> _REQUIRED TASK_: Identify and reproduce every line holding the string "ΜΑΡΑΓΚΟΣ".

> _MATERIALS PROVIDED_:

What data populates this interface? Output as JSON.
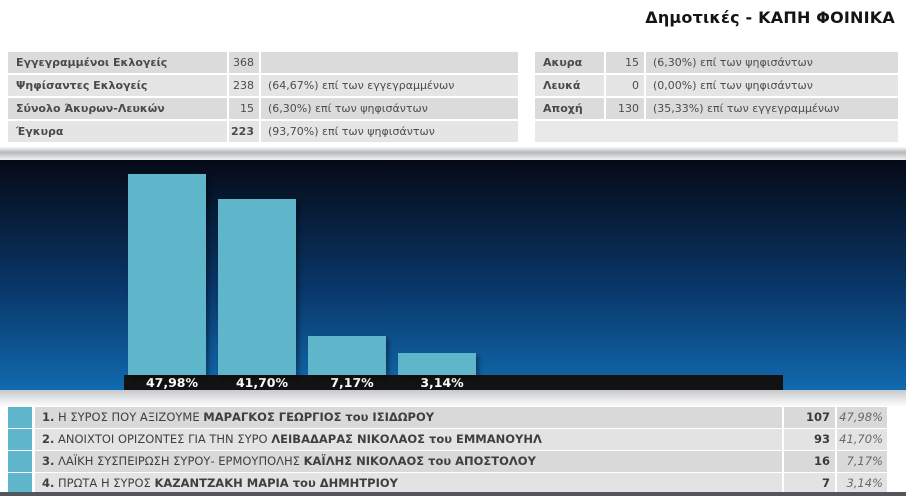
{
  "title": "Δημοτικές - ΚΑΠΗ ΦΟΙΝΙΚΑ",
  "stats_left": {
    "rows": [
      {
        "label": "Εγγεγραμμένοι Εκλογείς",
        "value": "368",
        "note": ""
      },
      {
        "label": "Ψηφίσαντες Εκλογείς",
        "value": "238",
        "note": "(64,67%) επί των εγγεγραμμένων"
      },
      {
        "label": "Σύνολο Άκυρων-Λευκών",
        "value": "15",
        "note": "(6,30%) επί των ψηφισάντων"
      },
      {
        "label": "Έγκυρα",
        "value": "223",
        "note": "(93,70%) επί των ψηφισάντων",
        "value_bold": true
      }
    ]
  },
  "stats_right": {
    "rows": [
      {
        "label": "Ακυρα",
        "value": "15",
        "note": "(6,30%) επί των ψηφισάντων"
      },
      {
        "label": "Λευκά",
        "value": "0",
        "note": "(0,00%) επί των ψηφισάντων"
      },
      {
        "label": "Αποχή",
        "value": "130",
        "note": "(35,33%) επί των εγγεγραμμένων"
      }
    ]
  },
  "chart_data": {
    "type": "bar",
    "title": "",
    "categories": [
      "Η ΣΥΡΟΣ ΠΟΥ ΑΞΙΖΟΥΜΕ — ΜΑΡΑΓΚΟΣ ΓΕΩΡΓΙΟΣ",
      "ΑΝΟΙΧΤΟΙ ΟΡΙΖΟΝΤΕΣ ΓΙΑ ΤΗΝ ΣΥΡΟ — ΛΕΙΒΑΔΑΡΑΣ ΝΙΚΟΛΑΟΣ",
      "ΛΑΪΚΗ ΣΥΣΠΕΙΡΩΣΗ ΣΥΡΟΥ- ΕΡΜΟΥΠΟΛΗΣ — ΚΑΪΛΗΣ ΝΙΚΟΛΑΟΣ",
      "ΠΡΩΤΑ Η ΣΥΡΟΣ — ΚΑΖΑΝΤΖΑΚΗ ΜΑΡΙΑ"
    ],
    "values": [
      47.98,
      41.7,
      7.17,
      3.14
    ],
    "value_labels": [
      "47,98%",
      "41,70%",
      "7,17%",
      "3,14%"
    ],
    "votes": [
      107,
      93,
      16,
      7
    ],
    "ylabel": "",
    "xlabel": "",
    "grid": false,
    "legend": false,
    "bar_color": "#5fb6ca",
    "label_strip_color": "#121212",
    "background_top": "#050a16",
    "background_bottom": "#1169ae"
  },
  "results": {
    "rows": [
      {
        "rank": "1.",
        "party": "Η ΣΥΡΟΣ ΠΟΥ ΑΞΙΖΟΥΜΕ",
        "candidate": "ΜΑΡΑΓΚΟΣ ΓΕΩΡΓΙΟΣ του ΙΣΙΔΩΡΟΥ",
        "votes": "107",
        "pct": "47,98%"
      },
      {
        "rank": "2.",
        "party": "ΑΝΟΙΧΤΟΙ ΟΡΙΖΟΝΤΕΣ ΓΙΑ ΤΗΝ ΣΥΡΟ",
        "candidate": "ΛΕΙΒΑΔΑΡΑΣ ΝΙΚΟΛΑΟΣ του ΕΜΜΑΝΟΥΗΛ",
        "votes": "93",
        "pct": "41,70%"
      },
      {
        "rank": "3.",
        "party": "ΛΑΪΚΗ ΣΥΣΠΕΙΡΩΣΗ ΣΥΡΟΥ- ΕΡΜΟΥΠΟΛΗΣ",
        "candidate": "ΚΑΪΛΗΣ ΝΙΚΟΛΑΟΣ του ΑΠΟΣΤΟΛΟΥ",
        "votes": "16",
        "pct": "7,17%"
      },
      {
        "rank": "4.",
        "party": "ΠΡΩΤΑ Η ΣΥΡΟΣ",
        "candidate": "ΚΑΖΑΝΤΖΑΚΗ ΜΑΡΙΑ του ΔΗΜΗΤΡΙΟΥ",
        "votes": "7",
        "pct": "3,14%"
      }
    ]
  },
  "colors": {
    "accent_teal": "#5fb6ca",
    "row_dark": "#d9d9d9",
    "row_light": "#e3e3e3",
    "strip_black": "#121212"
  }
}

> _FINAL ANSWER_:
      "Η ΣΥΡΟΣ ΠΟΥ ΑΞΙΖΟΥΜΕ — ΜΑΡΑΓΚΟΣ ΓΕΩΡΓΙΟΣ",
        "candidate": "ΜΑΡΑΓΚΟΣ ΓΕΩΡΓΙΟΣ του ΙΣΙΔΩΡΟΥ",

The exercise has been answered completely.